# Data records
##########
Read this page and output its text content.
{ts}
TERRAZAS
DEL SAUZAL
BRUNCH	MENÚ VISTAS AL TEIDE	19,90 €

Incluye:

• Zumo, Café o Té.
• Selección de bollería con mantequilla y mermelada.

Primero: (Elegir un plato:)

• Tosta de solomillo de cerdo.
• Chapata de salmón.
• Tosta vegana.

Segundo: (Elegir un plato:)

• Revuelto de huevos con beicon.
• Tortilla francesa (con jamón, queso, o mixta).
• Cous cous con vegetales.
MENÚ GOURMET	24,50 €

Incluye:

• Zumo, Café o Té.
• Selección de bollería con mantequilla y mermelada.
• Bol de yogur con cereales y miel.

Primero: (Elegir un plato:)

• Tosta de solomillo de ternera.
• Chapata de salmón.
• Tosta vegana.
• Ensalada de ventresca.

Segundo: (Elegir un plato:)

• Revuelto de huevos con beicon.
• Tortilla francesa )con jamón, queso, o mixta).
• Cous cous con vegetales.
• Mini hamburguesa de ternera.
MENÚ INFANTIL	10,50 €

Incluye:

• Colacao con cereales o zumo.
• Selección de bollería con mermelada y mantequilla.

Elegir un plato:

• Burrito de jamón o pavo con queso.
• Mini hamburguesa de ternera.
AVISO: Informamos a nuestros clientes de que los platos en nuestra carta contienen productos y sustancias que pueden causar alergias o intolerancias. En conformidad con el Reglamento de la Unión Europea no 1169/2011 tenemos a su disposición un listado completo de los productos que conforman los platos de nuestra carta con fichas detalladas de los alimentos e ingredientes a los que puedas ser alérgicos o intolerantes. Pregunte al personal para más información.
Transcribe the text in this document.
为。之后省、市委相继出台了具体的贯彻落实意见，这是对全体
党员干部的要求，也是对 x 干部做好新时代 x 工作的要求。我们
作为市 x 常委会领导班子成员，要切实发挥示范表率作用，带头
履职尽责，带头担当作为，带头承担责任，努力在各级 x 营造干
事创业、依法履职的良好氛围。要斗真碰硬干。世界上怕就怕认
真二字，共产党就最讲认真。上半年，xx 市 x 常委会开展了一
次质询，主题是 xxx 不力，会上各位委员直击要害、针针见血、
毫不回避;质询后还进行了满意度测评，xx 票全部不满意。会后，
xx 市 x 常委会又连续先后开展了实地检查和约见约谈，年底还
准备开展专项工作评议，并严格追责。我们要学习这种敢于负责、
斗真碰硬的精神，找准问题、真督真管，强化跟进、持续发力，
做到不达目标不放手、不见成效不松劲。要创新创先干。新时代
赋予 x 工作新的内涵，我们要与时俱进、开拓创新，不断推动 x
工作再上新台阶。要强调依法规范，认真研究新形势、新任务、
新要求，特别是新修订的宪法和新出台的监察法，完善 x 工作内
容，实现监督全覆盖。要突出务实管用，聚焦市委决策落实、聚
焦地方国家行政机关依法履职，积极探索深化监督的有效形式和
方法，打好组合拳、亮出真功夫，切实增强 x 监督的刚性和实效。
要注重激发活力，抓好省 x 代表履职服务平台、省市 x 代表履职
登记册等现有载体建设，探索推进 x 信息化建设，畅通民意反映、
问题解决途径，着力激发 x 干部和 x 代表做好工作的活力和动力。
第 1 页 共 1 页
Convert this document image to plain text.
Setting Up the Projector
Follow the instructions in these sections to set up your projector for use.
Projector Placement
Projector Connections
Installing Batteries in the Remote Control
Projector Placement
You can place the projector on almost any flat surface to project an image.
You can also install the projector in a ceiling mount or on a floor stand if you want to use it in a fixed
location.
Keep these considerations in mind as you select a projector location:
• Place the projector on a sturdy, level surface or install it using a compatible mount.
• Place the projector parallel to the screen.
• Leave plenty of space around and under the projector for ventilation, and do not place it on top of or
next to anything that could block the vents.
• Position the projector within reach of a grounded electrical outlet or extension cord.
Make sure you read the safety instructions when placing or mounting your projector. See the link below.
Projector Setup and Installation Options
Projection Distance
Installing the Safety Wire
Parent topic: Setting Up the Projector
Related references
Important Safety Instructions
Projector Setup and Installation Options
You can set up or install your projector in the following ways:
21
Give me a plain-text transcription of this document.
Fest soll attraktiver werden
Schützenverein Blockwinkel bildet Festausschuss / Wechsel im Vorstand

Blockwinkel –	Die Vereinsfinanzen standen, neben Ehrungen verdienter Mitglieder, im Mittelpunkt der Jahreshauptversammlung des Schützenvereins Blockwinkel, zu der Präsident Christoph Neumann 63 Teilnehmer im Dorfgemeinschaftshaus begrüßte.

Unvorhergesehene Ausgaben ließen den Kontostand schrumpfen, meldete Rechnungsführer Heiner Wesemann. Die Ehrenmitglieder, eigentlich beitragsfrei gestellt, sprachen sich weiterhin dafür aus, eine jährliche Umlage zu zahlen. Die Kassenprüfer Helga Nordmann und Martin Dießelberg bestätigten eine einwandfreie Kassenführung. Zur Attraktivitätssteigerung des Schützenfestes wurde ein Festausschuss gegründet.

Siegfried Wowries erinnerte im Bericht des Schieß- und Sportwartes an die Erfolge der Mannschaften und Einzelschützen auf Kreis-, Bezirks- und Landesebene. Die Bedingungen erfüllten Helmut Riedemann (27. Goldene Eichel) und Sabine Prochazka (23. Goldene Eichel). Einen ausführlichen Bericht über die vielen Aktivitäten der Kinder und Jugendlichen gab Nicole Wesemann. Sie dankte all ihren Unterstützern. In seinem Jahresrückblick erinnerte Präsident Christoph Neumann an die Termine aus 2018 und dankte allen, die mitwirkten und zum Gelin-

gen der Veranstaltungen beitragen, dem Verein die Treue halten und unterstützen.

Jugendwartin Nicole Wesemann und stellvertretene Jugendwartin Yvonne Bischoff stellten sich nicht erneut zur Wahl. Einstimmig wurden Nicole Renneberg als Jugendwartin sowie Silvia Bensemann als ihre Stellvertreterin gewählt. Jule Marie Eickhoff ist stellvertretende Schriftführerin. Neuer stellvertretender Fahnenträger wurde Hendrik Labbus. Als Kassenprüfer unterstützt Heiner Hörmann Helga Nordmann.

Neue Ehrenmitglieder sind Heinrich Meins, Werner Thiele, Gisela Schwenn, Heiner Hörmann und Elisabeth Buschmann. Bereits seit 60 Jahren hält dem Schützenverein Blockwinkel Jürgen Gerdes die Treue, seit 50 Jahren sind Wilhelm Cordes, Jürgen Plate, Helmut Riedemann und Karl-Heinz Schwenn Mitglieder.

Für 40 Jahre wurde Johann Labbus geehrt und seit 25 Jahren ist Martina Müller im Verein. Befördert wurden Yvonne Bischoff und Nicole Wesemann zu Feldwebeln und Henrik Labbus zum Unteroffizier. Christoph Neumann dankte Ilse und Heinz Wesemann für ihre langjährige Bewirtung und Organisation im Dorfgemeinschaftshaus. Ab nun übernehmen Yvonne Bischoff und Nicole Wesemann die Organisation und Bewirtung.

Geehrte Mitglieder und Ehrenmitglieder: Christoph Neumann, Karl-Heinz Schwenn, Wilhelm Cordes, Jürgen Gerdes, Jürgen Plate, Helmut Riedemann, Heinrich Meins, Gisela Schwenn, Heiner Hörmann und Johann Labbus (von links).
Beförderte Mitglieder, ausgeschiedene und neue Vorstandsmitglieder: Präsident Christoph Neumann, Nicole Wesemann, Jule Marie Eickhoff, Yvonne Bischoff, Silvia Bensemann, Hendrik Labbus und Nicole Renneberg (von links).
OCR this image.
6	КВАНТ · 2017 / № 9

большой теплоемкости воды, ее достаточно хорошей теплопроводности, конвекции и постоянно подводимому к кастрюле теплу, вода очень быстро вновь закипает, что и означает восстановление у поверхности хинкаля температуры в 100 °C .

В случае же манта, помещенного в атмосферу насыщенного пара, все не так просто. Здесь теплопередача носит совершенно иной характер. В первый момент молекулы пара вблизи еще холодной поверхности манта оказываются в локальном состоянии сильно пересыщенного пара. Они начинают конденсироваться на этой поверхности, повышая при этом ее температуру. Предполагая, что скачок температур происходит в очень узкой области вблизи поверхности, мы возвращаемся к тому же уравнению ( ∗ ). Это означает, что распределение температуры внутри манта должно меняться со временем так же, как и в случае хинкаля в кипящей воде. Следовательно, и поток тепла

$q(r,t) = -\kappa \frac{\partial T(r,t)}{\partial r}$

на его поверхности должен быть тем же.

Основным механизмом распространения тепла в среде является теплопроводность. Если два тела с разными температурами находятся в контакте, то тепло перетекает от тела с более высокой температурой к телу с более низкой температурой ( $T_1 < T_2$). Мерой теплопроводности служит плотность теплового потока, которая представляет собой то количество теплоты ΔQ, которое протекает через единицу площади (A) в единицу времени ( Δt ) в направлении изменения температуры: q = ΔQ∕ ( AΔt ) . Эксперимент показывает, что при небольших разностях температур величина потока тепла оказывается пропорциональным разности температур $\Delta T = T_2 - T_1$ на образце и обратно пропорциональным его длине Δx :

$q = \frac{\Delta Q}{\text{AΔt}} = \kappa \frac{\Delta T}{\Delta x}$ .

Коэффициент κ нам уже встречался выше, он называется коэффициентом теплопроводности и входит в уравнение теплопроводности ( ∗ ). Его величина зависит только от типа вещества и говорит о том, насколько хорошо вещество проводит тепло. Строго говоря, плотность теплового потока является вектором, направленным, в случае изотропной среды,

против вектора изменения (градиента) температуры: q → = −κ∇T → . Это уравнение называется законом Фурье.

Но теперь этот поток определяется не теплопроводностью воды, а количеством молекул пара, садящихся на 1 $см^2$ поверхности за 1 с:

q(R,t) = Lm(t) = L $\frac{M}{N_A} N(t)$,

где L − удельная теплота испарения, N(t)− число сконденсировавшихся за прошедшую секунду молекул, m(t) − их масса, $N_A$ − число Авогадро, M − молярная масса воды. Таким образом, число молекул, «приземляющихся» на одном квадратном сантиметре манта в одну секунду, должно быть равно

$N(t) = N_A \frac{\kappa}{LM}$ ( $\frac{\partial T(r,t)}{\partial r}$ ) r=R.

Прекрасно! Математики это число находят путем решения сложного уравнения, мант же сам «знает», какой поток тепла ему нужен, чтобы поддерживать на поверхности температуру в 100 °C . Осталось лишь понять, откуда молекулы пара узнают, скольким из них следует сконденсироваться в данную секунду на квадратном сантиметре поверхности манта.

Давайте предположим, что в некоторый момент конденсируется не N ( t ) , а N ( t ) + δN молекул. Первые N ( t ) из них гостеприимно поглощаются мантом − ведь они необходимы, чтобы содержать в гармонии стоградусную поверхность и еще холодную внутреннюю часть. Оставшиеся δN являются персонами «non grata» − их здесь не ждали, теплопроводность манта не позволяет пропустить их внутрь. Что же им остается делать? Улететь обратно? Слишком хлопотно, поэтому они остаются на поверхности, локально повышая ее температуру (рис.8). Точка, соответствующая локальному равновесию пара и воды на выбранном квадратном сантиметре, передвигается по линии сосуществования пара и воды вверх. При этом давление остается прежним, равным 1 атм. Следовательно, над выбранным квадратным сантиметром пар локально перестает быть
##########
Note every line above where the string "Installing" shows up, and copy those lines.

# Exercise result
Installing Batteries in the Remote Control
Installing the Safety Wire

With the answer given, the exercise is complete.